(Dataset entries on figures)
** start **
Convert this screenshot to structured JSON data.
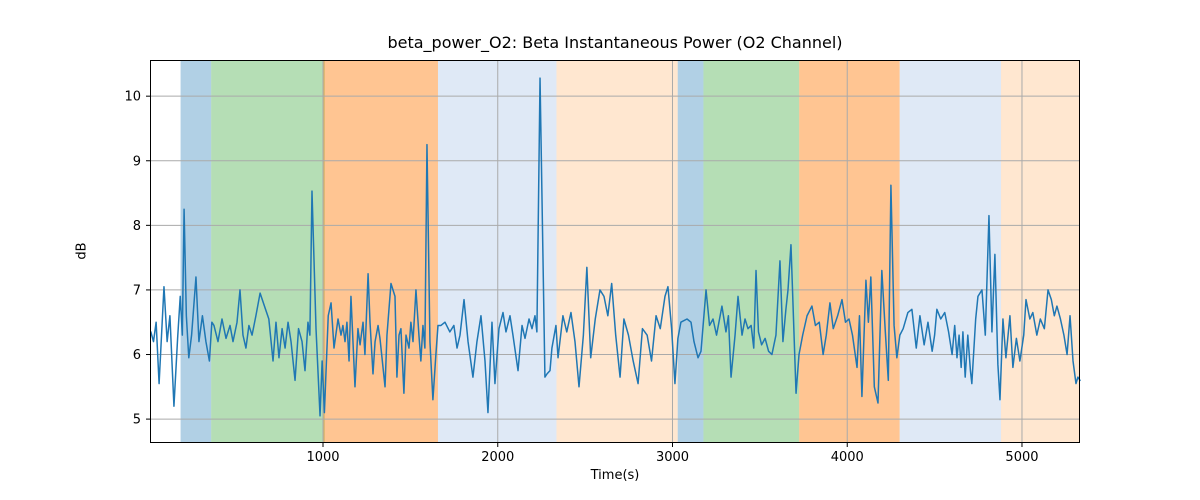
{
  "title": "beta_power_O2: Beta Instantaneous Power (O2 Channel)",
  "chart_data": {
    "type": "line",
    "title": "beta_power_O2: Beta Instantaneous Power (O2 Channel)",
    "xlabel": "Time(s)",
    "ylabel": "dB",
    "xlim": [
      10,
      5332
    ],
    "ylim": [
      4.63,
      10.56
    ],
    "xticks": [
      1000,
      2000,
      3000,
      4000,
      5000
    ],
    "yticks": [
      5,
      6,
      7,
      8,
      9,
      10
    ],
    "grid": true,
    "grid_color": "#aaaaaa",
    "line_color": "#1f77b4",
    "spine_color": "#000000",
    "bands": [
      {
        "color_name": "blue",
        "color": "rgba(31,119,180,0.35)",
        "start": 185,
        "end": 360
      },
      {
        "color_name": "green",
        "color": "rgba(44,160,44,0.35)",
        "start": 360,
        "end": 1010
      },
      {
        "color_name": "orange",
        "color": "rgba(255,127,14,0.45)",
        "start": 1000,
        "end": 1658
      },
      {
        "color_name": "light-blue",
        "color": "rgba(174,199,232,0.40)",
        "start": 1658,
        "end": 2336
      },
      {
        "color_name": "light-orange",
        "color": "rgba(255,187,120,0.35)",
        "start": 2336,
        "end": 3030
      },
      {
        "color_name": "blue",
        "color": "rgba(31,119,180,0.35)",
        "start": 3030,
        "end": 3177
      },
      {
        "color_name": "green",
        "color": "rgba(44,160,44,0.35)",
        "start": 3177,
        "end": 3725
      },
      {
        "color_name": "orange",
        "color": "rgba(255,127,14,0.45)",
        "start": 3725,
        "end": 4300
      },
      {
        "color_name": "light-blue",
        "color": "rgba(174,199,232,0.40)",
        "start": 4300,
        "end": 4880
      },
      {
        "color_name": "light-orange",
        "color": "rgba(255,187,120,0.35)",
        "start": 4880,
        "end": 5332
      }
    ],
    "series": [
      {
        "name": "beta_power_O2",
        "points": [
          [
            15,
            6.35
          ],
          [
            30,
            6.2
          ],
          [
            45,
            6.5
          ],
          [
            62,
            5.55
          ],
          [
            90,
            7.05
          ],
          [
            108,
            6.2
          ],
          [
            124,
            6.6
          ],
          [
            147,
            5.2
          ],
          [
            168,
            6.25
          ],
          [
            183,
            6.9
          ],
          [
            195,
            6.3
          ],
          [
            205,
            8.25
          ],
          [
            218,
            6.6
          ],
          [
            232,
            5.95
          ],
          [
            248,
            6.3
          ],
          [
            273,
            7.2
          ],
          [
            290,
            6.2
          ],
          [
            310,
            6.6
          ],
          [
            330,
            6.2
          ],
          [
            350,
            5.9
          ],
          [
            364,
            6.5
          ],
          [
            376,
            6.45
          ],
          [
            399,
            6.2
          ],
          [
            422,
            6.55
          ],
          [
            445,
            6.25
          ],
          [
            468,
            6.45
          ],
          [
            485,
            6.2
          ],
          [
            508,
            6.5
          ],
          [
            525,
            7.0
          ],
          [
            542,
            6.3
          ],
          [
            559,
            6.1
          ],
          [
            576,
            6.45
          ],
          [
            594,
            6.3
          ],
          [
            616,
            6.6
          ],
          [
            640,
            6.95
          ],
          [
            665,
            6.75
          ],
          [
            690,
            6.55
          ],
          [
            714,
            5.9
          ],
          [
            731,
            6.5
          ],
          [
            748,
            5.95
          ],
          [
            766,
            6.4
          ],
          [
            783,
            6.1
          ],
          [
            800,
            6.5
          ],
          [
            817,
            6.2
          ],
          [
            840,
            5.6
          ],
          [
            860,
            6.4
          ],
          [
            880,
            6.2
          ],
          [
            897,
            5.75
          ],
          [
            914,
            6.5
          ],
          [
            925,
            6.3
          ],
          [
            937,
            8.53
          ],
          [
            960,
            6.4
          ],
          [
            983,
            5.05
          ],
          [
            995,
            5.9
          ],
          [
            1008,
            5.1
          ],
          [
            1030,
            6.6
          ],
          [
            1046,
            6.8
          ],
          [
            1063,
            6.1
          ],
          [
            1086,
            6.55
          ],
          [
            1103,
            6.3
          ],
          [
            1114,
            6.45
          ],
          [
            1126,
            6.2
          ],
          [
            1137,
            6.5
          ],
          [
            1149,
            5.9
          ],
          [
            1160,
            6.9
          ],
          [
            1183,
            5.5
          ],
          [
            1200,
            6.4
          ],
          [
            1212,
            6.15
          ],
          [
            1229,
            6.5
          ],
          [
            1240,
            6.0
          ],
          [
            1258,
            7.25
          ],
          [
            1269,
            6.5
          ],
          [
            1286,
            5.7
          ],
          [
            1298,
            6.2
          ],
          [
            1315,
            6.45
          ],
          [
            1326,
            6.25
          ],
          [
            1355,
            5.5
          ],
          [
            1366,
            6.3
          ],
          [
            1389,
            7.1
          ],
          [
            1412,
            6.9
          ],
          [
            1423,
            5.65
          ],
          [
            1435,
            6.3
          ],
          [
            1446,
            6.4
          ],
          [
            1463,
            5.4
          ],
          [
            1475,
            6.3
          ],
          [
            1492,
            6.1
          ],
          [
            1503,
            6.5
          ],
          [
            1515,
            6.2
          ],
          [
            1532,
            7.0
          ],
          [
            1549,
            6.3
          ],
          [
            1560,
            5.9
          ],
          [
            1572,
            6.45
          ],
          [
            1583,
            6.1
          ],
          [
            1595,
            9.25
          ],
          [
            1612,
            6.2
          ],
          [
            1629,
            5.3
          ],
          [
            1646,
            6.0
          ],
          [
            1658,
            6.45
          ],
          [
            1675,
            6.45
          ],
          [
            1698,
            6.5
          ],
          [
            1726,
            6.35
          ],
          [
            1749,
            6.45
          ],
          [
            1767,
            6.1
          ],
          [
            1784,
            6.3
          ],
          [
            1807,
            6.85
          ],
          [
            1830,
            6.2
          ],
          [
            1858,
            5.65
          ],
          [
            1881,
            6.2
          ],
          [
            1904,
            6.6
          ],
          [
            1927,
            5.9
          ],
          [
            1944,
            5.1
          ],
          [
            1967,
            6.5
          ],
          [
            1984,
            5.55
          ],
          [
            2007,
            6.4
          ],
          [
            2030,
            6.65
          ],
          [
            2047,
            6.35
          ],
          [
            2070,
            6.6
          ],
          [
            2087,
            6.3
          ],
          [
            2116,
            5.75
          ],
          [
            2139,
            6.45
          ],
          [
            2156,
            6.25
          ],
          [
            2179,
            6.55
          ],
          [
            2196,
            6.4
          ],
          [
            2213,
            6.6
          ],
          [
            2224,
            6.35
          ],
          [
            2242,
            10.28
          ],
          [
            2270,
            5.65
          ],
          [
            2282,
            5.7
          ],
          [
            2299,
            5.75
          ],
          [
            2310,
            6.1
          ],
          [
            2333,
            6.45
          ],
          [
            2345,
            5.95
          ],
          [
            2373,
            6.6
          ],
          [
            2395,
            6.35
          ],
          [
            2419,
            6.65
          ],
          [
            2442,
            6.2
          ],
          [
            2465,
            5.5
          ],
          [
            2490,
            6.3
          ],
          [
            2510,
            7.35
          ],
          [
            2532,
            5.95
          ],
          [
            2558,
            6.55
          ],
          [
            2585,
            7.0
          ],
          [
            2608,
            6.9
          ],
          [
            2630,
            6.6
          ],
          [
            2652,
            7.1
          ],
          [
            2675,
            6.3
          ],
          [
            2700,
            5.65
          ],
          [
            2722,
            6.55
          ],
          [
            2748,
            6.3
          ],
          [
            2775,
            5.9
          ],
          [
            2803,
            5.55
          ],
          [
            2828,
            6.4
          ],
          [
            2855,
            6.3
          ],
          [
            2880,
            5.9
          ],
          [
            2906,
            6.6
          ],
          [
            2930,
            6.4
          ],
          [
            2957,
            6.9
          ],
          [
            2974,
            7.05
          ],
          [
            2995,
            6.4
          ],
          [
            3014,
            5.55
          ],
          [
            3031,
            6.25
          ],
          [
            3048,
            6.5
          ],
          [
            3083,
            6.55
          ],
          [
            3106,
            6.5
          ],
          [
            3123,
            6.2
          ],
          [
            3146,
            5.95
          ],
          [
            3163,
            6.05
          ],
          [
            3192,
            7.0
          ],
          [
            3212,
            6.45
          ],
          [
            3232,
            6.55
          ],
          [
            3252,
            6.3
          ],
          [
            3283,
            6.75
          ],
          [
            3306,
            6.35
          ],
          [
            3320,
            6.6
          ],
          [
            3335,
            5.65
          ],
          [
            3358,
            6.3
          ],
          [
            3375,
            6.9
          ],
          [
            3398,
            6.3
          ],
          [
            3415,
            6.55
          ],
          [
            3432,
            6.4
          ],
          [
            3450,
            6.45
          ],
          [
            3465,
            6.1
          ],
          [
            3478,
            7.3
          ],
          [
            3492,
            6.35
          ],
          [
            3510,
            6.15
          ],
          [
            3530,
            6.25
          ],
          [
            3550,
            6.05
          ],
          [
            3569,
            6.0
          ],
          [
            3592,
            6.3
          ],
          [
            3615,
            7.45
          ],
          [
            3632,
            6.2
          ],
          [
            3649,
            6.7
          ],
          [
            3661,
            7.0
          ],
          [
            3678,
            7.7
          ],
          [
            3707,
            5.4
          ],
          [
            3724,
            6.0
          ],
          [
            3745,
            6.3
          ],
          [
            3770,
            6.6
          ],
          [
            3798,
            6.75
          ],
          [
            3818,
            6.45
          ],
          [
            3840,
            6.5
          ],
          [
            3862,
            6.0
          ],
          [
            3880,
            6.3
          ],
          [
            3901,
            6.8
          ],
          [
            3920,
            6.4
          ],
          [
            3945,
            6.6
          ],
          [
            3970,
            6.85
          ],
          [
            3990,
            6.5
          ],
          [
            4010,
            6.55
          ],
          [
            4030,
            6.3
          ],
          [
            4056,
            5.8
          ],
          [
            4070,
            6.6
          ],
          [
            4084,
            5.35
          ],
          [
            4107,
            7.15
          ],
          [
            4121,
            6.5
          ],
          [
            4135,
            7.2
          ],
          [
            4155,
            5.5
          ],
          [
            4176,
            5.25
          ],
          [
            4198,
            7.3
          ],
          [
            4218,
            6.35
          ],
          [
            4235,
            5.6
          ],
          [
            4250,
            8.62
          ],
          [
            4268,
            6.45
          ],
          [
            4284,
            5.95
          ],
          [
            4301,
            6.3
          ],
          [
            4320,
            6.4
          ],
          [
            4347,
            6.65
          ],
          [
            4370,
            6.7
          ],
          [
            4395,
            6.1
          ],
          [
            4416,
            6.6
          ],
          [
            4440,
            6.15
          ],
          [
            4462,
            6.5
          ],
          [
            4486,
            6.05
          ],
          [
            4500,
            6.3
          ],
          [
            4513,
            6.7
          ],
          [
            4535,
            6.55
          ],
          [
            4558,
            6.65
          ],
          [
            4580,
            6.35
          ],
          [
            4600,
            6.0
          ],
          [
            4615,
            6.45
          ],
          [
            4628,
            5.95
          ],
          [
            4640,
            6.3
          ],
          [
            4652,
            5.8
          ],
          [
            4662,
            6.35
          ],
          [
            4675,
            5.65
          ],
          [
            4690,
            6.3
          ],
          [
            4705,
            5.75
          ],
          [
            4713,
            5.55
          ],
          [
            4735,
            6.55
          ],
          [
            4748,
            6.9
          ],
          [
            4771,
            7.0
          ],
          [
            4790,
            6.3
          ],
          [
            4811,
            8.15
          ],
          [
            4828,
            6.35
          ],
          [
            4845,
            7.55
          ],
          [
            4862,
            5.85
          ],
          [
            4874,
            5.3
          ],
          [
            4891,
            6.55
          ],
          [
            4908,
            5.95
          ],
          [
            4931,
            6.6
          ],
          [
            4948,
            5.8
          ],
          [
            4968,
            6.25
          ],
          [
            4988,
            5.9
          ],
          [
            5010,
            6.3
          ],
          [
            5023,
            6.85
          ],
          [
            5045,
            6.55
          ],
          [
            5062,
            6.65
          ],
          [
            5085,
            6.3
          ],
          [
            5105,
            6.55
          ],
          [
            5128,
            6.4
          ],
          [
            5149,
            7.0
          ],
          [
            5168,
            6.85
          ],
          [
            5185,
            6.6
          ],
          [
            5200,
            6.75
          ],
          [
            5220,
            6.55
          ],
          [
            5240,
            6.3
          ],
          [
            5258,
            6.0
          ],
          [
            5275,
            6.6
          ],
          [
            5292,
            5.9
          ],
          [
            5309,
            5.55
          ],
          [
            5320,
            5.65
          ],
          [
            5332,
            5.6
          ]
        ]
      }
    ]
  }
}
** end **
- _BRIEF_
Reproduce each line of the entries in which the word "Channel" is found.

- _RESULT FOR THIS EXERCISE_
  "title": "beta_power_O2: Beta Instantaneous Power (O2 Channel)",
    "title": "beta_power_O2: Beta Instantaneous Power (O2 Channel)",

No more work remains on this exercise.